■ STATED PROBLEM ■
Retype the material in full, keeping every word the same.

■ INFORMATION SHOWN ■
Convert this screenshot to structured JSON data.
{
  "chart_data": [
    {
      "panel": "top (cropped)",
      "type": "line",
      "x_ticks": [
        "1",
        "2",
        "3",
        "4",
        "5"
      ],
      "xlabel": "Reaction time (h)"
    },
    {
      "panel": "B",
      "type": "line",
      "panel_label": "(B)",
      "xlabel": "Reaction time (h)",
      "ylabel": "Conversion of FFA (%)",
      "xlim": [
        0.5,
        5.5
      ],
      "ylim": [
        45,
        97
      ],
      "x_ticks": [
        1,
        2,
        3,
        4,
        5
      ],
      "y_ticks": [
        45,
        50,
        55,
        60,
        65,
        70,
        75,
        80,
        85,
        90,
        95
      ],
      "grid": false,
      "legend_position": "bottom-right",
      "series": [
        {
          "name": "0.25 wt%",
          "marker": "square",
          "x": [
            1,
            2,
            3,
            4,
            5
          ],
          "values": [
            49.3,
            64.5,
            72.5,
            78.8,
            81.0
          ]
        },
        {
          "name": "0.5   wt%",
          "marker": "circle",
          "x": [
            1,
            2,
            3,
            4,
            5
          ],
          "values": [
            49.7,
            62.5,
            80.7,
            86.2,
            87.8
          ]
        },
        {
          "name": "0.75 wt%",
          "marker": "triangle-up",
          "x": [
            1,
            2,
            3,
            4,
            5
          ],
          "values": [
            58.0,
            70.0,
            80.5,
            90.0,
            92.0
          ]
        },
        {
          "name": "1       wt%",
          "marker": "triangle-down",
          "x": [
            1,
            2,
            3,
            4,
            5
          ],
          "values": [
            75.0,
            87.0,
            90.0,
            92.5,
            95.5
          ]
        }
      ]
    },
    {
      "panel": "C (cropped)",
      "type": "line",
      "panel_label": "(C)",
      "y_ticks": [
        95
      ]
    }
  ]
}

■ FINAL ANSWER ■
Convert this screenshot to structured JSON data.
{
  "chart_data": [
    {
      "panel": "top (cropped)",
      "type": "line",
      "x_ticks": [
        "1",
        "2",
        "3",
        "4",
        "5"
      ],
      "xlabel": "Reaction time (h)"
    },
    {
      "panel": "B",
      "type": "line",
      "panel_label": "(B)",
      "xlabel": "Reaction time (h)",
      "ylabel": "Conversion of FFA (%)",
      "xlim": [
        0.5,
        5.5
      ],
      "ylim": [
        45,
        97
      ],
      "x_ticks": [
        1,
        2,
        3,
        4,
        5
      ],
      "y_ticks": [
        45,
        50,
        55,
        60,
        65,
        70,
        75,
        80,
        85,
        90,
        95
      ],
      "grid": false,
      "legend_position": "bottom-right",
      "series": [
        {
          "name": "0.25 wt%",
          "marker": "square",
          "x": [
            1,
            2,
            3,
            4,
            5
          ],
          "values": [
            49.3,
            64.5,
            72.5,
            78.8,
            81.0
          ]
        },
        {
          "name": "0.5   wt%",
          "marker": "circle",
          "x": [
            1,
            2,
            3,
            4,
            5
          ],
          "values": [
            49.7,
            62.5,
            80.7,
            86.2,
            87.8
          ]
        },
        {
          "name": "0.75 wt%",
          "marker": "triangle-up",
          "x": [
            1,
            2,
            3,
            4,
            5
          ],
          "values": [
            58.0,
            70.0,
            80.5,
            90.0,
            92.0
          ]
        },
        {
          "name": "1       wt%",
          "marker": "triangle-down",
          "x": [
            1,
            2,
            3,
            4,
            5
          ],
          "values": [
            75.0,
            87.0,
            90.0,
            92.5,
            95.5
          ]
        }
      ]
    },
    {
      "panel": "C (cropped)",
      "type": "line",
      "panel_label": "(C)",
      "y_ticks": [
        95
      ]
    }
  ]
}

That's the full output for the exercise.